**Direction:** Which lines hold the string "атмосферного"? Copy every one of them.

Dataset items
________________________________________
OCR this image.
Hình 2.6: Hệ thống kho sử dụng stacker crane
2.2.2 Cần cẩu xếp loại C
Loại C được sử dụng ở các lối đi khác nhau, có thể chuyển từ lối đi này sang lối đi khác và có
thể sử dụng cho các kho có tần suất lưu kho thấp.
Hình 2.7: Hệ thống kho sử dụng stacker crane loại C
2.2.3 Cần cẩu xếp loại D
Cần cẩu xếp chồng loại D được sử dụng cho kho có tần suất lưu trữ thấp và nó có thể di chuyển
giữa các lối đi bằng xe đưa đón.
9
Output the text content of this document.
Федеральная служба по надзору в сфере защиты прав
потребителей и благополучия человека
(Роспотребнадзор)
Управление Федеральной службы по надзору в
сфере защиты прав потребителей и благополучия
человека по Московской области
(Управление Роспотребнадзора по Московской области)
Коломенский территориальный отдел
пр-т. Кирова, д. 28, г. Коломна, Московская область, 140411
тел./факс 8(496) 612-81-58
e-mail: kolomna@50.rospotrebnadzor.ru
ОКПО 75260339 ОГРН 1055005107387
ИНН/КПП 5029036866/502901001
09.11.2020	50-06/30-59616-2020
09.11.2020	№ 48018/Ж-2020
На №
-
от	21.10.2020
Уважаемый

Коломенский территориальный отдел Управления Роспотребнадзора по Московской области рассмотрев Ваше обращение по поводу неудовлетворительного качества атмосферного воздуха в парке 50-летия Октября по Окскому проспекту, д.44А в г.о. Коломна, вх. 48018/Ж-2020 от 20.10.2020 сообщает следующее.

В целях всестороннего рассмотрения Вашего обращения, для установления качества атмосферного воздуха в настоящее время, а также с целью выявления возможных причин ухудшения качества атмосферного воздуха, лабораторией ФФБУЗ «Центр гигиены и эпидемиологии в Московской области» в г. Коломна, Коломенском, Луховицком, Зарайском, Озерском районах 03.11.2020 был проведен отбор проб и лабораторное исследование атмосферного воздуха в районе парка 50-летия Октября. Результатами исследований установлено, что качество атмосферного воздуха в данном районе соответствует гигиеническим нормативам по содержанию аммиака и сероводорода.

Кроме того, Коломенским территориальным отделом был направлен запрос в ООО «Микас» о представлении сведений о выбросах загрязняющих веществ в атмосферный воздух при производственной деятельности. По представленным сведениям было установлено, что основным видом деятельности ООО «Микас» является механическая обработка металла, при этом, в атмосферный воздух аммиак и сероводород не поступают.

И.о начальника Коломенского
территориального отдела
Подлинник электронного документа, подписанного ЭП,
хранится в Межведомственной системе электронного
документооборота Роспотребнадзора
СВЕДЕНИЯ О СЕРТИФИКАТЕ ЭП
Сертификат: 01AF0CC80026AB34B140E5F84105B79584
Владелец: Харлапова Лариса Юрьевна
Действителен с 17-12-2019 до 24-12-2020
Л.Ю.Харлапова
________________________________________
**Result for this exercise:**
Коломенский территориальный отдел Управления Роспотребнадзора по Московской области рассмотрев Ваше обращение по поводу неудовлетворительного качества атмосферного воздуха в парке 50-летия Октября по Окскому проспекту, д.44А в г.о. Коломна, вх. 48018/Ж-2020 от 20.10.2020 сообщает следующее.
В целях всестороннего рассмотрения Вашего обращения, для установления качества атмосферного воздуха в настоящее время, а также с целью выявления возможных причин ухудшения качества атмосферного воздуха, лабораторией ФФБУЗ «Центр гигиены и эпидемиологии в Московской области» в г. Коломна, Коломенском, Луховицком, Зарайском, Озерском районах 03.11.2020 был проведен отбор проб и лабораторное исследование атмосферного воздуха в районе парка 50-летия Октября. Результатами исследований установлено, что качество атмосферного воздуха в данном районе соответствует гигиеническим нормативам по содержанию аммиака и сероводорода.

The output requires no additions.